# Start of Records for this task

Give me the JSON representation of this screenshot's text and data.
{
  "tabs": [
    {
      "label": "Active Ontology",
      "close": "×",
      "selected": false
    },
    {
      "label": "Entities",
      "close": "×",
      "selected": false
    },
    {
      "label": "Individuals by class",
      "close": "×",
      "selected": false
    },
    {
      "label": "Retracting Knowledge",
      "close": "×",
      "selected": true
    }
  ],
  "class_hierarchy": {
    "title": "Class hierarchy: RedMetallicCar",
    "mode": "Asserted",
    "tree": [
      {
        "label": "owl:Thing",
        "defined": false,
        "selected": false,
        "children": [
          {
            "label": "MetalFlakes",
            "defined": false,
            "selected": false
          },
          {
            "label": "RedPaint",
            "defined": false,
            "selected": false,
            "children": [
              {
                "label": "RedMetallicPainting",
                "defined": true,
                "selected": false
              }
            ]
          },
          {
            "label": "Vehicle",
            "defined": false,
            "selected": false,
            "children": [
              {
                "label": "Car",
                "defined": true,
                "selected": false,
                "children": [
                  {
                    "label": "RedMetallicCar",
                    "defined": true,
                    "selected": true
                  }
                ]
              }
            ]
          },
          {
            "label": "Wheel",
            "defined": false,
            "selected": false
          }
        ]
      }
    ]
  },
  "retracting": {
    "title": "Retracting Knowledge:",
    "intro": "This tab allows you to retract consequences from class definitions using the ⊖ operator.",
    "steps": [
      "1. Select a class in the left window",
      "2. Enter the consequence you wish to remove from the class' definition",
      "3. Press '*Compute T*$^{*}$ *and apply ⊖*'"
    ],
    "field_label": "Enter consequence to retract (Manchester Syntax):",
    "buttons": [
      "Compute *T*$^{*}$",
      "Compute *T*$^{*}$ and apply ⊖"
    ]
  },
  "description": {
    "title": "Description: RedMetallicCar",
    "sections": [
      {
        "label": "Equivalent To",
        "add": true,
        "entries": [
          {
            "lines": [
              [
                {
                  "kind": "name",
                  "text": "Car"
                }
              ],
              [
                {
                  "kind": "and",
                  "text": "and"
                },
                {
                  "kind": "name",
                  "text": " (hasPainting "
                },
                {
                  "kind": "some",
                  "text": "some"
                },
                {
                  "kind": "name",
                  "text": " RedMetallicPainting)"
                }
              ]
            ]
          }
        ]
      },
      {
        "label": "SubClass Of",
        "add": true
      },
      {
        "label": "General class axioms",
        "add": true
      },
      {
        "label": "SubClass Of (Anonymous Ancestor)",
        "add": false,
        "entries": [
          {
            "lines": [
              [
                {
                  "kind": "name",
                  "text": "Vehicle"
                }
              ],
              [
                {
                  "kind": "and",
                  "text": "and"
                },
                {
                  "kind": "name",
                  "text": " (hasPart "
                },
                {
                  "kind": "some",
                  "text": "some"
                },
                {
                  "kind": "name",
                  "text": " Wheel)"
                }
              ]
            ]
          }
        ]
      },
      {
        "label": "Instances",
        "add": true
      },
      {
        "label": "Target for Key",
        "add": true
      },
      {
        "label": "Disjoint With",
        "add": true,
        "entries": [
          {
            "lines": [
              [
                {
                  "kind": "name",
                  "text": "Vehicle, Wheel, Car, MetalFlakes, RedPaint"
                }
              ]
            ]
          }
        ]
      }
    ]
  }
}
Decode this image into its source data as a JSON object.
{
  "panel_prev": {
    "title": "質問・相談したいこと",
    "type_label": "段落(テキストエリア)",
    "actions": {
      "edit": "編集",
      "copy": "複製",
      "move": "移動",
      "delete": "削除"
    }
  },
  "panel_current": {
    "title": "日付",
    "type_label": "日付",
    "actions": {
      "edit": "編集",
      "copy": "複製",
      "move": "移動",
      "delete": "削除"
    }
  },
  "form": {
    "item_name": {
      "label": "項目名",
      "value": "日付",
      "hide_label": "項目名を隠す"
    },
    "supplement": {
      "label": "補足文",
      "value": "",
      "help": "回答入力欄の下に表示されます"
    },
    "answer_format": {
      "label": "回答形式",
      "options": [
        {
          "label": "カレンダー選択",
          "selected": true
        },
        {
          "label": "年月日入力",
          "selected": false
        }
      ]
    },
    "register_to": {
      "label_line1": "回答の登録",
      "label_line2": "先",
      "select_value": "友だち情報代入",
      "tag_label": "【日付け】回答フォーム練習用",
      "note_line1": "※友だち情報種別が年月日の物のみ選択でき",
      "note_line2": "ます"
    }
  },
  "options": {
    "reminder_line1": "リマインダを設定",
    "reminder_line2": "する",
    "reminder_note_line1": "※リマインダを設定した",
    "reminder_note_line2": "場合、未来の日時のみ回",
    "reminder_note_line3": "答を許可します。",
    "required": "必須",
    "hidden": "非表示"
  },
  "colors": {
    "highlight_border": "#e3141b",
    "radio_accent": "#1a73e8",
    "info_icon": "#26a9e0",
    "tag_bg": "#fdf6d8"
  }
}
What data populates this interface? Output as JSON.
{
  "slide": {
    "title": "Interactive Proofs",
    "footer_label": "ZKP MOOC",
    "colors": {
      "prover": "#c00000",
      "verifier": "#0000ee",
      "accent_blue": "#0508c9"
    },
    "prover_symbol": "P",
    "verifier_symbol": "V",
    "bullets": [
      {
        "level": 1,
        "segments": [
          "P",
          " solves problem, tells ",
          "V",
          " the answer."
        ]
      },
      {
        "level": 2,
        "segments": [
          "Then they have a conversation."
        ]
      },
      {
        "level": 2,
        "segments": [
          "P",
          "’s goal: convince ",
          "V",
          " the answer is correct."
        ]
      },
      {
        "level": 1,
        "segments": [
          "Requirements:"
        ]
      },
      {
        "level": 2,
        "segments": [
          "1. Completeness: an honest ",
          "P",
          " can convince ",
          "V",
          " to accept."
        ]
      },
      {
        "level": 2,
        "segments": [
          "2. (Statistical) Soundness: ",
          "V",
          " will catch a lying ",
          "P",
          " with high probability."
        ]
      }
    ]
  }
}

# End of Records for this task

## What you have to do:
Reproduce all of the data exactly as given.

## Complete answer:
Give me the JSON representation of this screenshot's text and data.
{
  "tabs": [
    {
      "label": "Active Ontology",
      "close": "×",
      "selected": false
    },
    {
      "label": "Entities",
      "close": "×",
      "selected": false
    },
    {
      "label": "Individuals by class",
      "close": "×",
      "selected": false
    },
    {
      "label": "Retracting Knowledge",
      "close": "×",
      "selected": true
    }
  ],
  "class_hierarchy": {
    "title": "Class hierarchy: RedMetallicCar",
    "mode": "Asserted",
    "tree": [
      {
        "label": "owl:Thing",
        "defined": false,
        "selected": false,
        "children": [
          {
            "label": "MetalFlakes",
            "defined": false,
            "selected": false
          },
          {
            "label": "RedPaint",
            "defined": false,
            "selected": false,
            "children": [
              {
                "label": "RedMetallicPainting",
                "defined": true,
                "selected": false
              }
            ]
          },
          {
            "label": "Vehicle",
            "defined": false,
            "selected": false,
            "children": [
              {
                "label": "Car",
                "defined": true,
                "selected": false,
                "children": [
                  {
                    "label": "RedMetallicCar",
                    "defined": true,
                    "selected": true
                  }
                ]
              }
            ]
          },
          {
            "label": "Wheel",
            "defined": false,
            "selected": false
          }
        ]
      }
    ]
  },
  "retracting": {
    "title": "Retracting Knowledge:",
    "intro": "This tab allows you to retract consequences from class definitions using the ⊖ operator.",
    "steps": [
      "1. Select a class in the left window",
      "2. Enter the consequence you wish to remove from the class' definition",
      "3. Press '*Compute T*$^{*}$ *and apply ⊖*'"
    ],
    "field_label": "Enter consequence to retract (Manchester Syntax):",
    "buttons": [
      "Compute *T*$^{*}$",
      "Compute *T*$^{*}$ and apply ⊖"
    ]
  },
  "description": {
    "title": "Description: RedMetallicCar",
    "sections": [
      {
        "label": "Equivalent To",
        "add": true,
        "entries": [
          {
            "lines": [
              [
                {
                  "kind": "name",
                  "text": "Car"
                }
              ],
              [
                {
                  "kind": "and",
                  "text": "and"
                },
                {
                  "kind": "name",
                  "text": " (hasPainting "
                },
                {
                  "kind": "some",
                  "text": "some"
                },
                {
                  "kind": "name",
                  "text": " RedMetallicPainting)"
                }
              ]
            ]
          }
        ]
      },
      {
        "label": "SubClass Of",
        "add": true
      },
      {
        "label": "General class axioms",
        "add": true
      },
      {
        "label": "SubClass Of (Anonymous Ancestor)",
        "add": false,
        "entries": [
          {
            "lines": [
              [
                {
                  "kind": "name",
                  "text": "Vehicle"
                }
              ],
              [
                {
                  "kind": "and",
                  "text": "and"
                },
                {
                  "kind": "name",
                  "text": " (hasPart "
                },
                {
                  "kind": "some",
                  "text": "some"
                },
                {
                  "kind": "name",
                  "text": " Wheel)"
                }
              ]
            ]
          }
        ]
      },
      {
        "label": "Instances",
        "add": true
      },
      {
        "label": "Target for Key",
        "add": true
      },
      {
        "label": "Disjoint With",
        "add": true,
        "entries": [
          {
            "lines": [
              [
                {
                  "kind": "name",
                  "text": "Vehicle, Wheel, Car, MetalFlakes, RedPaint"
                }
              ]
            ]
          }
        ]
      }
    ]
  }
}
Decode this image into its source data as a JSON object.
{
  "panel_prev": {
    "title": "質問・相談したいこと",
    "type_label": "段落(テキストエリア)",
    "actions": {
      "edit": "編集",
      "copy": "複製",
      "move": "移動",
      "delete": "削除"
    }
  },
  "panel_current": {
    "title": "日付",
    "type_label": "日付",
    "actions": {
      "edit": "編集",
      "copy": "複製",
      "move": "移動",
      "delete": "削除"
    }
  },
  "form": {
    "item_name": {
      "label": "項目名",
      "value": "日付",
      "hide_label": "項目名を隠す"
    },
    "supplement": {
      "label": "補足文",
      "value": "",
      "help": "回答入力欄の下に表示されます"
    },
    "answer_format": {
      "label": "回答形式",
      "options": [
        {
          "label": "カレンダー選択",
          "selected": true
        },
        {
          "label": "年月日入力",
          "selected": false
        }
      ]
    },
    "register_to": {
      "label_line1": "回答の登録",
      "label_line2": "先",
      "select_value": "友だち情報代入",
      "tag_label": "【日付け】回答フォーム練習用",
      "note_line1": "※友だち情報種別が年月日の物のみ選択でき",
      "note_line2": "ます"
    }
  },
  "options": {
    "reminder_line1": "リマインダを設定",
    "reminder_line2": "する",
    "reminder_note_line1": "※リマインダを設定した",
    "reminder_note_line2": "場合、未来の日時のみ回",
    "reminder_note_line3": "答を許可します。",
    "required": "必須",
    "hidden": "非表示"
  },
  "colors": {
    "highlight_border": "#e3141b",
    "radio_accent": "#1a73e8",
    "info_icon": "#26a9e0",
    "tag_bg": "#fdf6d8"
  }
}
What data populates this interface? Output as JSON.
{
  "slide": {
    "title": "Interactive Proofs",
    "footer_label": "ZKP MOOC",
    "colors": {
      "prover": "#c00000",
      "verifier": "#0000ee",
      "accent_blue": "#0508c9"
    },
    "prover_symbol": "P",
    "verifier_symbol": "V",
    "bullets": [
      {
        "level": 1,
        "segments": [
          "P",
          " solves problem, tells ",
          "V",
          " the answer."
        ]
      },
      {
        "level": 2,
        "segments": [
          "Then they have a conversation."
        ]
      },
      {
        "level": 2,
        "segments": [
          "P",
          "’s goal: convince ",
          "V",
          " the answer is correct."
        ]
      },
      {
        "level": 1,
        "segments": [
          "Requirements:"
        ]
      },
      {
        "level": 2,
        "segments": [
          "1. Completeness: an honest ",
          "P",
          " can convince ",
          "V",
          " to accept."
        ]
      },
      {
        "level": 2,
        "segments": [
          "2. (Statistical) Soundness: ",
          "V",
          " will catch a lying ",
          "P",
          " with high probability."
        ]
      }
    ]
  }
}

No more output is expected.